#### [Stored records]
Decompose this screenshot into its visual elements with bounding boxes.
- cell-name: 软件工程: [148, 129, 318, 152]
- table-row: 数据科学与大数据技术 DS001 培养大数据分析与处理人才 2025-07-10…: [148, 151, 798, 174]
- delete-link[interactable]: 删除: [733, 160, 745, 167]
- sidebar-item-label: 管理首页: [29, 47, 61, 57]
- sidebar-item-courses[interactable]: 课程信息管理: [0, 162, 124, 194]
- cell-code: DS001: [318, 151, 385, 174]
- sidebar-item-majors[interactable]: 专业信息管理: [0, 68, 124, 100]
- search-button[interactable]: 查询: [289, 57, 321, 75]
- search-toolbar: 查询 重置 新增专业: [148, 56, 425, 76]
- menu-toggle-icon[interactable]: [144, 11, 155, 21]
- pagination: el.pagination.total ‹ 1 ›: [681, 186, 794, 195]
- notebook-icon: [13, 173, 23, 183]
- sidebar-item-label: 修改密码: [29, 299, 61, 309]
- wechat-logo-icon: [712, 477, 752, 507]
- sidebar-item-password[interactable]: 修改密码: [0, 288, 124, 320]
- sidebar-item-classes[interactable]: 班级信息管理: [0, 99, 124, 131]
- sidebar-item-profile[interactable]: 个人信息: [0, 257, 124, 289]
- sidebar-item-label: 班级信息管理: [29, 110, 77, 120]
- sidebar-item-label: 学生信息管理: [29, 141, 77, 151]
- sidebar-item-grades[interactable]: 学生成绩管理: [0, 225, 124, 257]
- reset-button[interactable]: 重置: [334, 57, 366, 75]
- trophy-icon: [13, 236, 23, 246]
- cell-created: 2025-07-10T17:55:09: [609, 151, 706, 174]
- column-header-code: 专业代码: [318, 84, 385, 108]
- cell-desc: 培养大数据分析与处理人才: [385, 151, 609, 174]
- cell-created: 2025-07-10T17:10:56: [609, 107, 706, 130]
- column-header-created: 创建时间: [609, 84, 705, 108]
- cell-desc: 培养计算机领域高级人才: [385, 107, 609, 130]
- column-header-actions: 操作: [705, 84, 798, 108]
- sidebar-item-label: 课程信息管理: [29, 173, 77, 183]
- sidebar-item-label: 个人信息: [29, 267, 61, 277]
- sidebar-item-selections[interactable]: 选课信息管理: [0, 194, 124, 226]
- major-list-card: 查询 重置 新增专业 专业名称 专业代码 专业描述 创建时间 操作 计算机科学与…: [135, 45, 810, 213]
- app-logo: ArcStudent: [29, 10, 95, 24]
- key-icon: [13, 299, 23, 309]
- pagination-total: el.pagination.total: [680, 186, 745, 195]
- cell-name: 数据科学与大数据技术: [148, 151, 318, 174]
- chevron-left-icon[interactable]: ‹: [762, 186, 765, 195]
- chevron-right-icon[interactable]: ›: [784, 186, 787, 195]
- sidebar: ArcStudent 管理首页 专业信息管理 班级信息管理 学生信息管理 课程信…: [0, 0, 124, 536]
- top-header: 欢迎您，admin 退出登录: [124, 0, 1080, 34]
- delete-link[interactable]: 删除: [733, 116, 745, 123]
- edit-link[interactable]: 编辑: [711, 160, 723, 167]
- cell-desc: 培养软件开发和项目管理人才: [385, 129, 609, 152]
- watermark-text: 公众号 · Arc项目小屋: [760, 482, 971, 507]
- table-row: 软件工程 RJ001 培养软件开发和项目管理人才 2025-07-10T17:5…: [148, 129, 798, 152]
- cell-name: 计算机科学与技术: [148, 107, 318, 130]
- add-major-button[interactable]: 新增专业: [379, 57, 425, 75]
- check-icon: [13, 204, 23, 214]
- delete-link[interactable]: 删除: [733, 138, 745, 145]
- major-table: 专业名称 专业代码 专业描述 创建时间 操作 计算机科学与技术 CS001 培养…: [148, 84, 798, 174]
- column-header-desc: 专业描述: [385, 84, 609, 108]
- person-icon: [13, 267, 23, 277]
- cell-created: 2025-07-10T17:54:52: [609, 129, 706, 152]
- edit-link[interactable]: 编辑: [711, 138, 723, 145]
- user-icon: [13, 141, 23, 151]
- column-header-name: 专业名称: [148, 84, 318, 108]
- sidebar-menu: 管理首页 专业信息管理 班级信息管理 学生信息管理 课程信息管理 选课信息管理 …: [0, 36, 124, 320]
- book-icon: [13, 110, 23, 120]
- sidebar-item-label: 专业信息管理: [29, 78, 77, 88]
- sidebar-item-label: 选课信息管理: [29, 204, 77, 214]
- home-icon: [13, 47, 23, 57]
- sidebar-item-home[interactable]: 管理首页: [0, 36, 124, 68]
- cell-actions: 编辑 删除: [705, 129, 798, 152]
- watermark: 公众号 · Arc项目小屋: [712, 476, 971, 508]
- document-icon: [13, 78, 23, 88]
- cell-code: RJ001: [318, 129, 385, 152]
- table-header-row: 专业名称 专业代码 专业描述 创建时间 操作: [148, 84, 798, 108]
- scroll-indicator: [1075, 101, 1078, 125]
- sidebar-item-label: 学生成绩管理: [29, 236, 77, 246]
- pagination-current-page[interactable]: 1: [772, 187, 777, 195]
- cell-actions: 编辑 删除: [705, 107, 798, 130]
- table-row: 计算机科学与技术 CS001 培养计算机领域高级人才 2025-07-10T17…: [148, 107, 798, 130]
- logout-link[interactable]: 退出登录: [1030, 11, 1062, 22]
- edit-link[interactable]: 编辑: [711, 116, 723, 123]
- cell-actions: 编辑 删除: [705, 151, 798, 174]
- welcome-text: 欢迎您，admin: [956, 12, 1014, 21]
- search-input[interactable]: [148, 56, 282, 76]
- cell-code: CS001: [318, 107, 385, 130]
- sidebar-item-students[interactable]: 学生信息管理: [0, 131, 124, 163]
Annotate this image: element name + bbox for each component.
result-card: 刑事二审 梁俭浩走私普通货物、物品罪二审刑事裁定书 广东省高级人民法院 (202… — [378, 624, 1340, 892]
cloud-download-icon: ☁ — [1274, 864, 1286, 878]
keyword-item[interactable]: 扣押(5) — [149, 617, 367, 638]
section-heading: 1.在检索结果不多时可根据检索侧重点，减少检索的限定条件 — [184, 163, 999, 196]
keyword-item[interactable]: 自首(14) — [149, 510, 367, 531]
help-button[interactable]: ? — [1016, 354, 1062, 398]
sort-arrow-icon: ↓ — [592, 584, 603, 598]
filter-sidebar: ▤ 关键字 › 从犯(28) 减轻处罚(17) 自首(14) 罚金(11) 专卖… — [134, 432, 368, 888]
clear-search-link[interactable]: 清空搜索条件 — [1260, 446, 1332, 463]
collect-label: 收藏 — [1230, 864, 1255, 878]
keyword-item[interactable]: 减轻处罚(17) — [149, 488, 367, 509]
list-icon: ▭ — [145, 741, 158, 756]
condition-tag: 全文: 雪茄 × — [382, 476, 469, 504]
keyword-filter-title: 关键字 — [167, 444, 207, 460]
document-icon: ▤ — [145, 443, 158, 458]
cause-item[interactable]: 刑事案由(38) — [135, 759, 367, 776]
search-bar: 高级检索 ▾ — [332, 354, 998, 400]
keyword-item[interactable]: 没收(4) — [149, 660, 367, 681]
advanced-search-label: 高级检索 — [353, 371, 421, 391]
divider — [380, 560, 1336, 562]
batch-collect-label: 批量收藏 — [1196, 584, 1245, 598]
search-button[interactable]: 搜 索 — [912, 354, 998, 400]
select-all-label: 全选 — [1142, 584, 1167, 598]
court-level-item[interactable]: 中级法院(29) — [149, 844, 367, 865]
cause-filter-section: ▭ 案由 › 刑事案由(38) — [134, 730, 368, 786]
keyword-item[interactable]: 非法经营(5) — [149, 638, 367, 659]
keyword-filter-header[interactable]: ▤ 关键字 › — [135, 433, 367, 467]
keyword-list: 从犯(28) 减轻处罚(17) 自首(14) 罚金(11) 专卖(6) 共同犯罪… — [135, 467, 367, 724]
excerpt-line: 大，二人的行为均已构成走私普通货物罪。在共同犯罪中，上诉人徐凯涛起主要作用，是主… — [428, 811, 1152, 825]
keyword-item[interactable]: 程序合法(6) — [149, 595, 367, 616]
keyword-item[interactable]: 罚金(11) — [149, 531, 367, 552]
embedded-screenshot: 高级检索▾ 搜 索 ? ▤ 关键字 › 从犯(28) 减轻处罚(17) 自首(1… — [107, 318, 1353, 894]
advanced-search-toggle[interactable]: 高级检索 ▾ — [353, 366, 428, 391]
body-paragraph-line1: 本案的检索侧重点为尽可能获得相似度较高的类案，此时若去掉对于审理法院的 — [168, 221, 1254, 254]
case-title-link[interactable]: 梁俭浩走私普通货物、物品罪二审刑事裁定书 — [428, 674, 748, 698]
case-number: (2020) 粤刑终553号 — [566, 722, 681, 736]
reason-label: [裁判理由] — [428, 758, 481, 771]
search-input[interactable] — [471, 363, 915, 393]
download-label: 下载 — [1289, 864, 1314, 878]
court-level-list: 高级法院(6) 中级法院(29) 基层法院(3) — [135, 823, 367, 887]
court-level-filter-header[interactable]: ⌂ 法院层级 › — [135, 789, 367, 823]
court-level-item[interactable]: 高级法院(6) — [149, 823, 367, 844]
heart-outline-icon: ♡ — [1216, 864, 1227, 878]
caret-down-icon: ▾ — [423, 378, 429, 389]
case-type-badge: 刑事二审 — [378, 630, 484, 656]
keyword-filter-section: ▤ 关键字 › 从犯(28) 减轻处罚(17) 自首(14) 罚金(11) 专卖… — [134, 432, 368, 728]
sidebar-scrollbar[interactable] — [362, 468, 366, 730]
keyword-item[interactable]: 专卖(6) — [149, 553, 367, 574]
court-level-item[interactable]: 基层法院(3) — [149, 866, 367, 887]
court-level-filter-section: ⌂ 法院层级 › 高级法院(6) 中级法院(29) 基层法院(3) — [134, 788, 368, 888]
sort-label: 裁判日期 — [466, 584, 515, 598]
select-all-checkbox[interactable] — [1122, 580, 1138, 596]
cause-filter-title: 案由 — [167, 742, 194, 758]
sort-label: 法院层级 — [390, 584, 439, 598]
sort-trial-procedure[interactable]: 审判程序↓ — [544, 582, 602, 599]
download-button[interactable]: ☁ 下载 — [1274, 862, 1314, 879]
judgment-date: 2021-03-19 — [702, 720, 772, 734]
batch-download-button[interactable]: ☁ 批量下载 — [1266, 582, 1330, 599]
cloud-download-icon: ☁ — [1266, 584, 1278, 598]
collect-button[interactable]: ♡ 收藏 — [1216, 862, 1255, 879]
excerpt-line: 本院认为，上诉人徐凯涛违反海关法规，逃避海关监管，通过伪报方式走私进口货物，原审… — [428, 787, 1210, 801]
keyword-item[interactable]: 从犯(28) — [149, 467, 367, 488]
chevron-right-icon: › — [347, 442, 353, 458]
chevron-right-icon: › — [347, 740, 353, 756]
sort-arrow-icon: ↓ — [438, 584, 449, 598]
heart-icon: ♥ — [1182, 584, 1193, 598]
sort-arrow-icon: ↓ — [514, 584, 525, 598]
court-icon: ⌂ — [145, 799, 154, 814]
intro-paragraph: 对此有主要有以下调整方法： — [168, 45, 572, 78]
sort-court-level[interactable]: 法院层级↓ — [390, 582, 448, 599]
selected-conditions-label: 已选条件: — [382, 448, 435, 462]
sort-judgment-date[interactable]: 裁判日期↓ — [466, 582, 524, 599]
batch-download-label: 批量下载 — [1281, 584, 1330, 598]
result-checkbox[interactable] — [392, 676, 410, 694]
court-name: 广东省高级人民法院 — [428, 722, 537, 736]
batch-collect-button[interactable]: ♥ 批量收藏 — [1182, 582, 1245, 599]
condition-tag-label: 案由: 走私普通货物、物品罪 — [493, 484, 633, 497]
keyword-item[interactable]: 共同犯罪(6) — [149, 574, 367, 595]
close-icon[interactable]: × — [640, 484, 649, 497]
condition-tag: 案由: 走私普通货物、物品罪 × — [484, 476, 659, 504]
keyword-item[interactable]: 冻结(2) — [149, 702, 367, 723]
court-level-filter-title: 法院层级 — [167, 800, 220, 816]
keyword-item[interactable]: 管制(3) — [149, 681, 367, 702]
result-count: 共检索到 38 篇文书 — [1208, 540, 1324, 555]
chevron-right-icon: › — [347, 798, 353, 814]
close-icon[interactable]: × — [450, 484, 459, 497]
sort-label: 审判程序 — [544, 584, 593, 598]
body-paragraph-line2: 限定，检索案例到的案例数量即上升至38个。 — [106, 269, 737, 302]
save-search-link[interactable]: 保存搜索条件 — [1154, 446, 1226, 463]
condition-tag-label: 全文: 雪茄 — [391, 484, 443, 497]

#### [Task goal]
Format the items above as a JSON list of strings, one string per line with blank lines omitted. Begin at the start of the items and end with the line containing "- search-toolbar: 查询", including both ends.

#### [Expected answer]
[
  "Decompose this screenshot into its visual elements with bounding boxes.",
  "- cell-name: 软件工程: [148, 129, 318, 152]",
  "- table-row: 数据科学与大数据技术 DS001 培养大数据分析与处理人才 2025-07-10…: [148, 151, 798, 174]",
  "- delete-link[interactable]: 删除: [733, 160, 745, 167]",
  "- sidebar-item-label: 管理首页: [29, 47, 61, 57]",
  "- sidebar-item-courses[interactable]: 课程信息管理: [0, 162, 124, 194]",
  "- cell-code: DS001: [318, 151, 385, 174]",
  "- sidebar-item-majors[interactable]: 专业信息管理: [0, 68, 124, 100]",
  "- search-button[interactable]: 查询: [289, 57, 321, 75]",
  "- search-toolbar: 查询 重置 新增专业: [148, 56, 425, 76]"
]